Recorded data
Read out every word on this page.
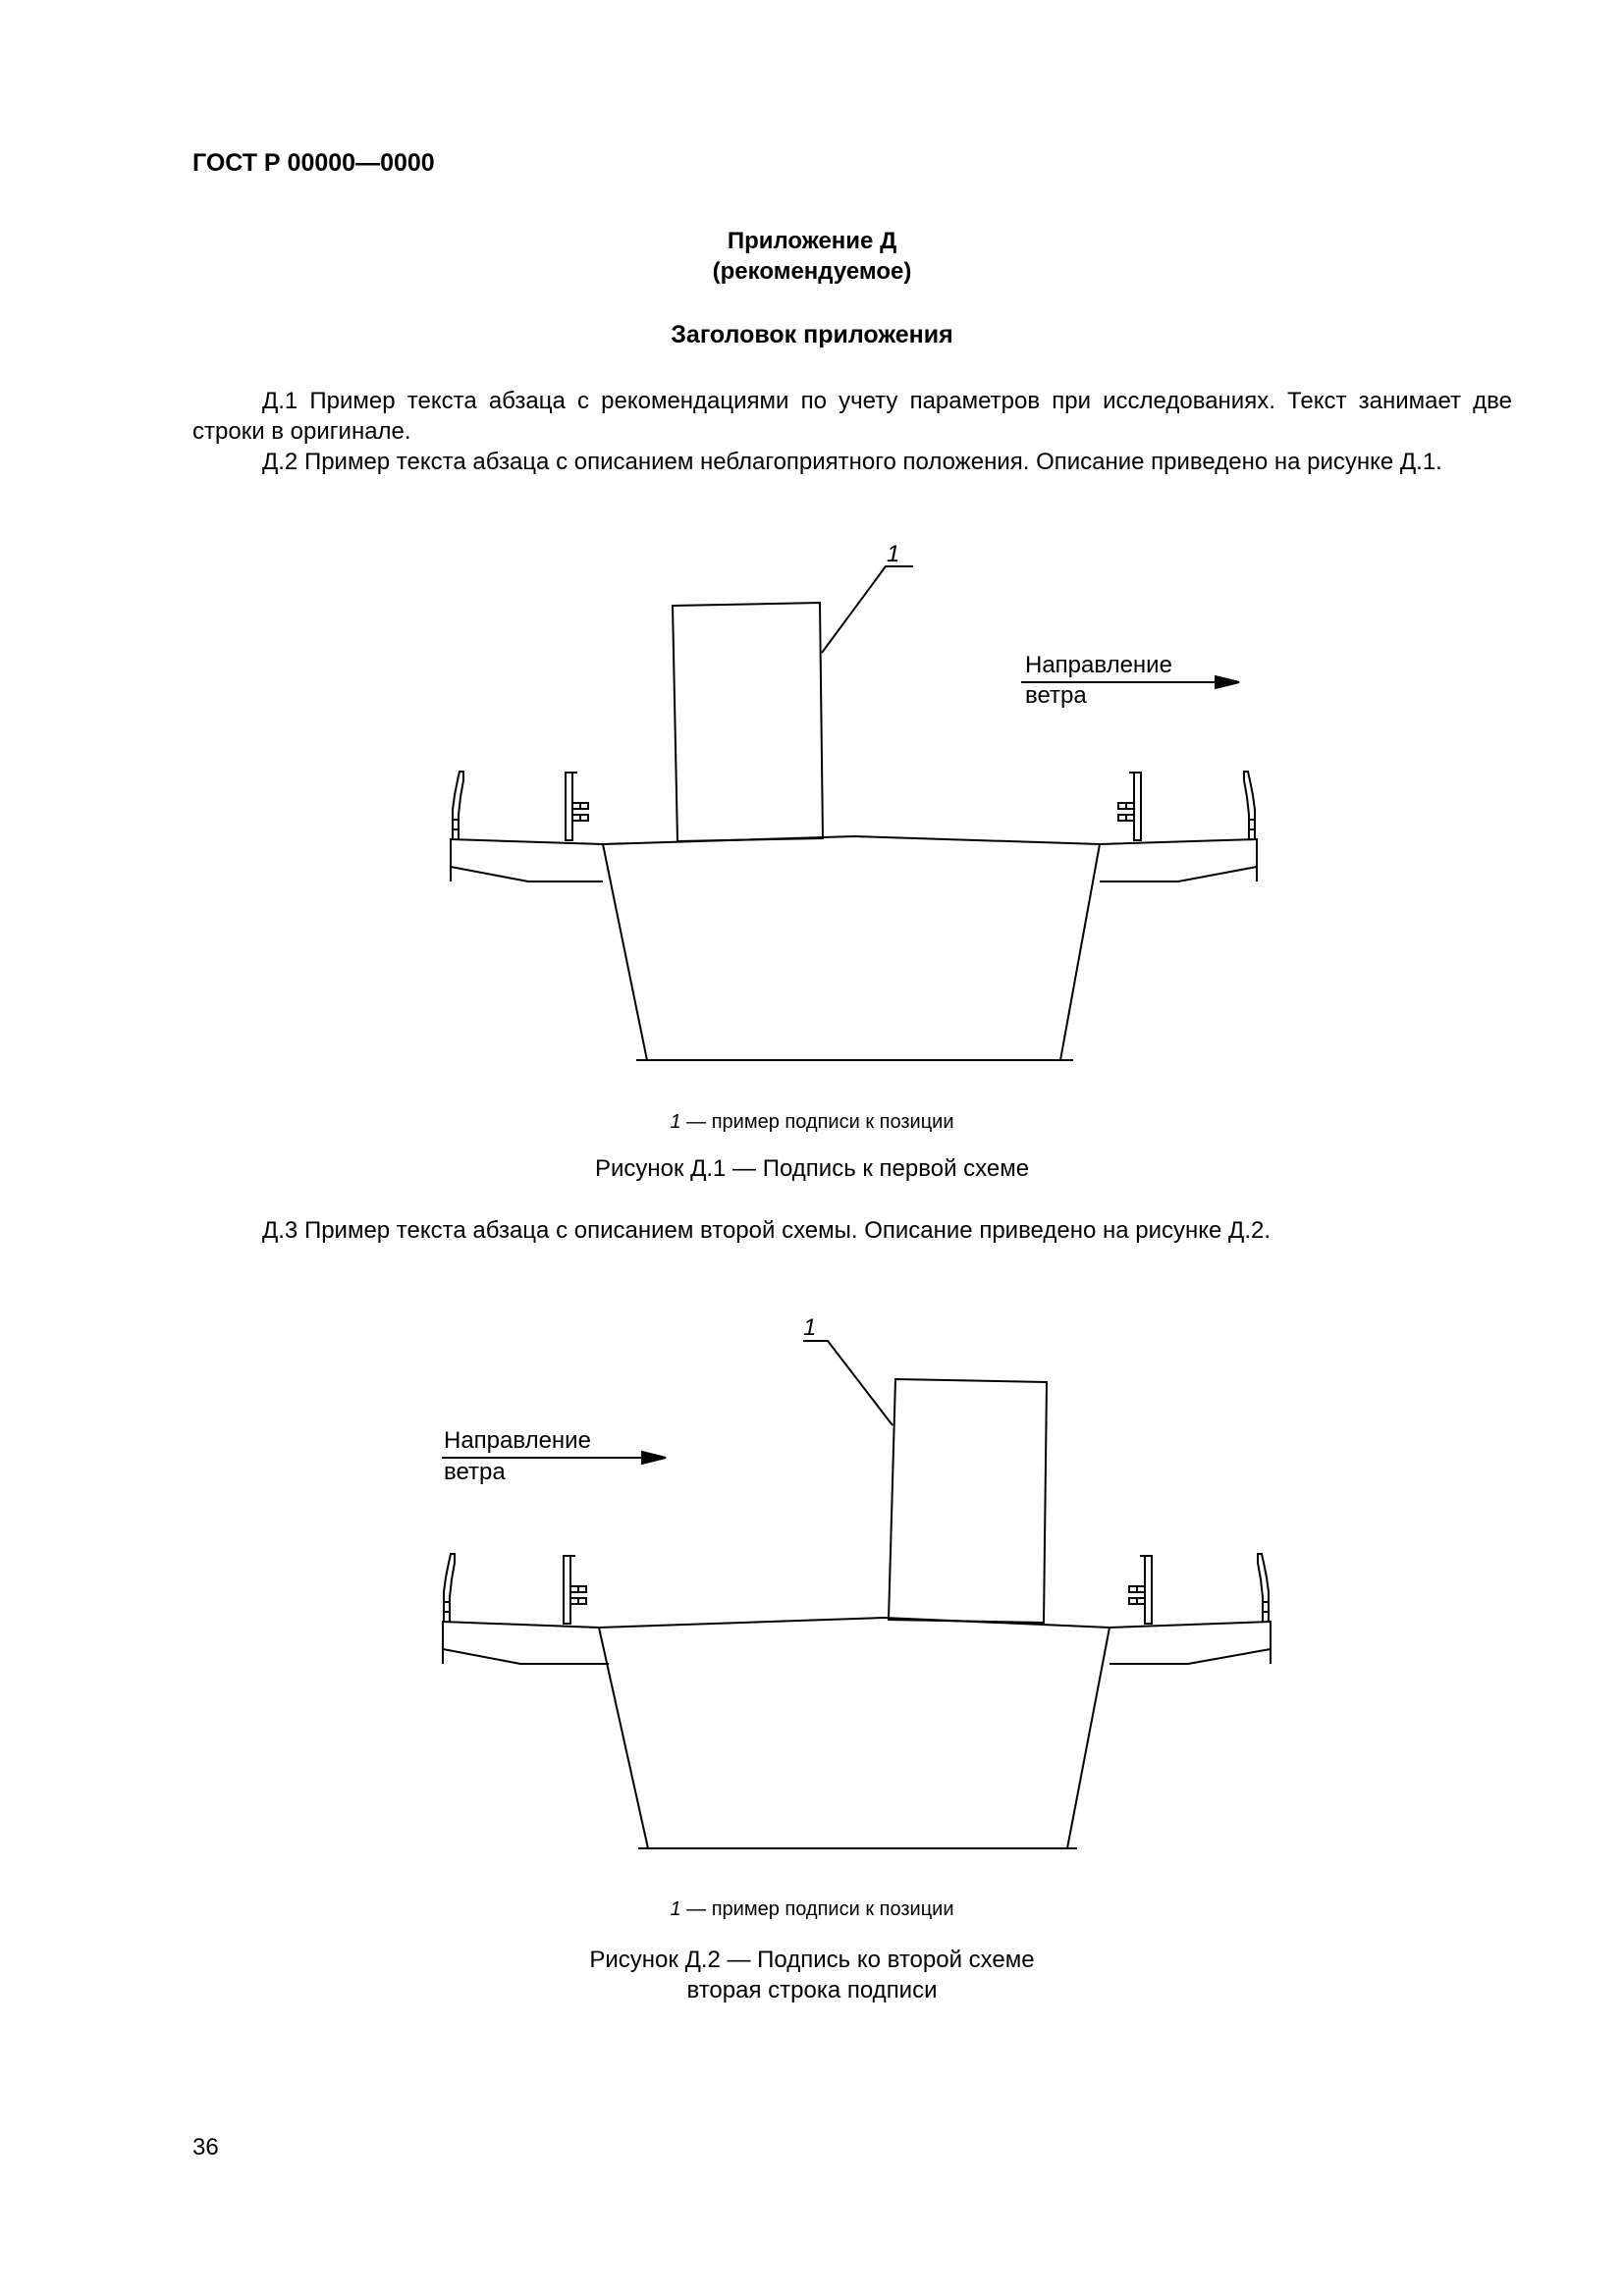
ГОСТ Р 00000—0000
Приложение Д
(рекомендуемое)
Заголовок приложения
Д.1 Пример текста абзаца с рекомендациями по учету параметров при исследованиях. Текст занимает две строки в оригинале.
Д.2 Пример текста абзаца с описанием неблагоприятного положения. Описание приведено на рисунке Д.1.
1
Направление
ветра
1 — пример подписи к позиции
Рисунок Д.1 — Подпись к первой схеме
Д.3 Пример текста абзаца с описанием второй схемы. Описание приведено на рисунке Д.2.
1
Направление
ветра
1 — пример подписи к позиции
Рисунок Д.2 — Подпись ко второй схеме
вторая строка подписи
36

### Task objective:
Search the material above for "Рисунок". Pull out each line where it shows up.

### Expected answer:
Рисунок Д.1 — Подпись к первой схеме
Рисунок Д.2 — Подпись ко второй схеме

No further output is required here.